◆ Objective ◆
Extract every record, keeping each one exactly as it is.

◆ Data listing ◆
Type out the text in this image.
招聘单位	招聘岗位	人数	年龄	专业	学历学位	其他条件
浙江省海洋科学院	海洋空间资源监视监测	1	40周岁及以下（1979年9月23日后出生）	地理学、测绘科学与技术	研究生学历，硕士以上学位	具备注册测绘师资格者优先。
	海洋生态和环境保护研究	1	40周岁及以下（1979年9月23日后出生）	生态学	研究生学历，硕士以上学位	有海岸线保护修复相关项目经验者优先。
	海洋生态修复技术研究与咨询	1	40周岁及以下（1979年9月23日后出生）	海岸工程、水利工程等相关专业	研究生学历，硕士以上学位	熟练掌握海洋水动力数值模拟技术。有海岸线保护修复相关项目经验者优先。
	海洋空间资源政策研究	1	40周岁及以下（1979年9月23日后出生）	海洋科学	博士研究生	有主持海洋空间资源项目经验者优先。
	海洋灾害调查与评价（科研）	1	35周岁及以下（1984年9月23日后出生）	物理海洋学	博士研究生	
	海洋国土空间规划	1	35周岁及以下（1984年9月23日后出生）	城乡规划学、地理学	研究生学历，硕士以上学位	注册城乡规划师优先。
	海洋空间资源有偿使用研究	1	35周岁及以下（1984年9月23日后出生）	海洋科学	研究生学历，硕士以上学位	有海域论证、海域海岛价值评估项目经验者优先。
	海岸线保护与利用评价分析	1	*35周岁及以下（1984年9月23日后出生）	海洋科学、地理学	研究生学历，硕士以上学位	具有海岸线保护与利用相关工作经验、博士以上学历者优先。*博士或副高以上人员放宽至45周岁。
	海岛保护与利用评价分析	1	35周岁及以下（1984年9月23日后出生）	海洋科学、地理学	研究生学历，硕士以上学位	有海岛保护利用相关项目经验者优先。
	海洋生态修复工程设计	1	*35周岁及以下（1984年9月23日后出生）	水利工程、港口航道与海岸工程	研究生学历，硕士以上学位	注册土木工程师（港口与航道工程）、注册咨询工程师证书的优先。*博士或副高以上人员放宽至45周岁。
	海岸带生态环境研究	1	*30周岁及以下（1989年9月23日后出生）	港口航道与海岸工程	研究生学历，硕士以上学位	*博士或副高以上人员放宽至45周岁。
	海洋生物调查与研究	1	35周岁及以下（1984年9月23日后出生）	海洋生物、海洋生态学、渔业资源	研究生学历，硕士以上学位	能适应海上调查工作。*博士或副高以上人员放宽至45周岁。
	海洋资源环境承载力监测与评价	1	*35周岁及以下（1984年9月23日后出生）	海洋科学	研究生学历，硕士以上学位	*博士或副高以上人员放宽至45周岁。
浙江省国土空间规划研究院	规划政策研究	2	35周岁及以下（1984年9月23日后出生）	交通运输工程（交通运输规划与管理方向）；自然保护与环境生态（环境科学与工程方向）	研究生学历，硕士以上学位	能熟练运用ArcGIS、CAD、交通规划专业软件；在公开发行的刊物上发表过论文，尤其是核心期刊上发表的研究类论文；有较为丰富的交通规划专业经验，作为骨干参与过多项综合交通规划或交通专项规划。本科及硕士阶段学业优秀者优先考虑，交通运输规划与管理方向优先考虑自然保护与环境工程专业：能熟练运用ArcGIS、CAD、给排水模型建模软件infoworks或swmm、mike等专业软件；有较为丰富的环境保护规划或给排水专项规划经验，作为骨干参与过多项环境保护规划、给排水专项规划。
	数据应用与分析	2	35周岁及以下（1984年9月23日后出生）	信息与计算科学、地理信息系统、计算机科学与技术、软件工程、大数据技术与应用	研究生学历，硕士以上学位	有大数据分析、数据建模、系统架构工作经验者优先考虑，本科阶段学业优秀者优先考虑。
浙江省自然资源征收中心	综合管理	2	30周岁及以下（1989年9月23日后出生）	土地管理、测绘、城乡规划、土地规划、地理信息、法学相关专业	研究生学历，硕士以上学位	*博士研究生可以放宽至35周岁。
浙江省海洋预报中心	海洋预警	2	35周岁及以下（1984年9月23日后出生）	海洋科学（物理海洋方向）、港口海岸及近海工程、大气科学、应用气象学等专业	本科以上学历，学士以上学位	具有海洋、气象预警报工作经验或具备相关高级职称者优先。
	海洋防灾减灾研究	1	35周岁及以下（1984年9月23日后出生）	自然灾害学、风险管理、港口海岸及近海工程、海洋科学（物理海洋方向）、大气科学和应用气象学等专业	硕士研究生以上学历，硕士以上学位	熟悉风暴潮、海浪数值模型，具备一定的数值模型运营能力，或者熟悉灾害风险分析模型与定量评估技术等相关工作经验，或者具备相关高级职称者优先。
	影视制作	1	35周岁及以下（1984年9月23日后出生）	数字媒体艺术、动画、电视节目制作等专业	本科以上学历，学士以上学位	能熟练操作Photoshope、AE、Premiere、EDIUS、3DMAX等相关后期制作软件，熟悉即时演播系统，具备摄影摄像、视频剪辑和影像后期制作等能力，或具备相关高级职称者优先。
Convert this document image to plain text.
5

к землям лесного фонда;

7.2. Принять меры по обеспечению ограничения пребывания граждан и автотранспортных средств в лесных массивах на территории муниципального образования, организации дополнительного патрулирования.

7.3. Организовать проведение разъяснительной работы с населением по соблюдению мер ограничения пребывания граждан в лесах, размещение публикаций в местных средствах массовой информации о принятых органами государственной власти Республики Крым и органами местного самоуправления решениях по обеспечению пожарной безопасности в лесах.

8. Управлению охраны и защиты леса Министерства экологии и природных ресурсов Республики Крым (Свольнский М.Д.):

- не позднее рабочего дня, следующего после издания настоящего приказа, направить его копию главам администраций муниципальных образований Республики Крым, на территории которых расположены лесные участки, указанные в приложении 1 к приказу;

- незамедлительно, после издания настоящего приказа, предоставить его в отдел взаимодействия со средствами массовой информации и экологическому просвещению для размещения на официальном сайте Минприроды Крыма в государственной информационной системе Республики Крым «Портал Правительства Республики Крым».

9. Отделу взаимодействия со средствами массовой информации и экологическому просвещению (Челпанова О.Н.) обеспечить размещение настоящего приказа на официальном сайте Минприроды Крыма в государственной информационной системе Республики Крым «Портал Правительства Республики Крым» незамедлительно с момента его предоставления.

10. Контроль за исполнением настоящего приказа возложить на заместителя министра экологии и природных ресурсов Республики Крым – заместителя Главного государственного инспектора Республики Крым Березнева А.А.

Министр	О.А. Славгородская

◆ Answer to this exercise ◆
Type out the text in this image.
招聘单位	招聘岗位	人数	年龄	专业	学历学位	其他条件
浙江省海洋科学院	海洋空间资源监视监测	1	40周岁及以下（1979年9月23日后出生）	地理学、测绘科学与技术	研究生学历，硕士以上学位	具备注册测绘师资格者优先。
	海洋生态和环境保护研究	1	40周岁及以下（1979年9月23日后出生）	生态学	研究生学历，硕士以上学位	有海岸线保护修复相关项目经验者优先。
	海洋生态修复技术研究与咨询	1	40周岁及以下（1979年9月23日后出生）	海岸工程、水利工程等相关专业	研究生学历，硕士以上学位	熟练掌握海洋水动力数值模拟技术。有海岸线保护修复相关项目经验者优先。
	海洋空间资源政策研究	1	40周岁及以下（1979年9月23日后出生）	海洋科学	博士研究生	有主持海洋空间资源项目经验者优先。
	海洋灾害调查与评价（科研）	1	35周岁及以下（1984年9月23日后出生）	物理海洋学	博士研究生	
	海洋国土空间规划	1	35周岁及以下（1984年9月23日后出生）	城乡规划学、地理学	研究生学历，硕士以上学位	注册城乡规划师优先。
	海洋空间资源有偿使用研究	1	35周岁及以下（1984年9月23日后出生）	海洋科学	研究生学历，硕士以上学位	有海域论证、海域海岛价值评估项目经验者优先。
	海岸线保护与利用评价分析	1	*35周岁及以下（1984年9月23日后出生）	海洋科学、地理学	研究生学历，硕士以上学位	具有海岸线保护与利用相关工作经验、博士以上学历者优先。*博士或副高以上人员放宽至45周岁。
	海岛保护与利用评价分析	1	35周岁及以下（1984年9月23日后出生）	海洋科学、地理学	研究生学历，硕士以上学位	有海岛保护利用相关项目经验者优先。
	海洋生态修复工程设计	1	*35周岁及以下（1984年9月23日后出生）	水利工程、港口航道与海岸工程	研究生学历，硕士以上学位	注册土木工程师（港口与航道工程）、注册咨询工程师证书的优先。*博士或副高以上人员放宽至45周岁。
	海岸带生态环境研究	1	*30周岁及以下（1989年9月23日后出生）	港口航道与海岸工程	研究生学历，硕士以上学位	*博士或副高以上人员放宽至45周岁。
	海洋生物调查与研究	1	35周岁及以下（1984年9月23日后出生）	海洋生物、海洋生态学、渔业资源	研究生学历，硕士以上学位	能适应海上调查工作。*博士或副高以上人员放宽至45周岁。
	海洋资源环境承载力监测与评价	1	*35周岁及以下（1984年9月23日后出生）	海洋科学	研究生学历，硕士以上学位	*博士或副高以上人员放宽至45周岁。
浙江省国土空间规划研究院	规划政策研究	2	35周岁及以下（1984年9月23日后出生）	交通运输工程（交通运输规划与管理方向）；自然保护与环境生态（环境科学与工程方向）	研究生学历，硕士以上学位	能熟练运用ArcGIS、CAD、交通规划专业软件；在公开发行的刊物上发表过论文，尤其是核心期刊上发表的研究类论文；有较为丰富的交通规划专业经验，作为骨干参与过多项综合交通规划或交通专项规划。本科及硕士阶段学业优秀者优先考虑，交通运输规划与管理方向优先考虑自然保护与环境工程专业：能熟练运用ArcGIS、CAD、给排水模型建模软件infoworks或swmm、mike等专业软件；有较为丰富的环境保护规划或给排水专项规划经验，作为骨干参与过多项环境保护规划、给排水专项规划。
	数据应用与分析	2	35周岁及以下（1984年9月23日后出生）	信息与计算科学、地理信息系统、计算机科学与技术、软件工程、大数据技术与应用	研究生学历，硕士以上学位	有大数据分析、数据建模、系统架构工作经验者优先考虑，本科阶段学业优秀者优先考虑。
浙江省自然资源征收中心	综合管理	2	30周岁及以下（1989年9月23日后出生）	土地管理、测绘、城乡规划、土地规划、地理信息、法学相关专业	研究生学历，硕士以上学位	*博士研究生可以放宽至35周岁。
浙江省海洋预报中心	海洋预警	2	35周岁及以下（1984年9月23日后出生）	海洋科学（物理海洋方向）、港口海岸及近海工程、大气科学、应用气象学等专业	本科以上学历，学士以上学位	具有海洋、气象预警报工作经验或具备相关高级职称者优先。
	海洋防灾减灾研究	1	35周岁及以下（1984年9月23日后出生）	自然灾害学、风险管理、港口海岸及近海工程、海洋科学（物理海洋方向）、大气科学和应用气象学等专业	硕士研究生以上学历，硕士以上学位	熟悉风暴潮、海浪数值模型，具备一定的数值模型运营能力，或者熟悉灾害风险分析模型与定量评估技术等相关工作经验，或者具备相关高级职称者优先。
	影视制作	1	35周岁及以下（1984年9月23日后出生）	数字媒体艺术、动画、电视节目制作等专业	本科以上学历，学士以上学位	能熟练操作Photoshope、AE、Premiere、EDIUS、3DMAX等相关后期制作软件，熟悉即时演播系统，具备摄影摄像、视频剪辑和影像后期制作等能力，或具备相关高级职称者优先。
Convert this document image to plain text.
5

к землям лесного фонда;

7.2. Принять меры по обеспечению ограничения пребывания граждан и автотранспортных средств в лесных массивах на территории муниципального образования, организации дополнительного патрулирования.

7.3. Организовать проведение разъяснительной работы с населением по соблюдению мер ограничения пребывания граждан в лесах, размещение публикаций в местных средствах массовой информации о принятых органами государственной власти Республики Крым и органами местного самоуправления решениях по обеспечению пожарной безопасности в лесах.

8. Управлению охраны и защиты леса Министерства экологии и природных ресурсов Республики Крым (Свольнский М.Д.):

- не позднее рабочего дня, следующего после издания настоящего приказа, направить его копию главам администраций муниципальных образований Республики Крым, на территории которых расположены лесные участки, указанные в приложении 1 к приказу;

- незамедлительно, после издания настоящего приказа, предоставить его в отдел взаимодействия со средствами массовой информации и экологическому просвещению для размещения на официальном сайте Минприроды Крыма в государственной информационной системе Республики Крым «Портал Правительства Республики Крым».

9. Отделу взаимодействия со средствами массовой информации и экологическому просвещению (Челпанова О.Н.) обеспечить размещение настоящего приказа на официальном сайте Минприроды Крыма в государственной информационной системе Республики Крым «Портал Правительства Республики Крым» незамедлительно с момента его предоставления.

10. Контроль за исполнением настоящего приказа возложить на заместителя министра экологии и природных ресурсов Республики Крым – заместителя Главного государственного инспектора Республики Крым Березнева А.А.

Министр	О.А. Славгородская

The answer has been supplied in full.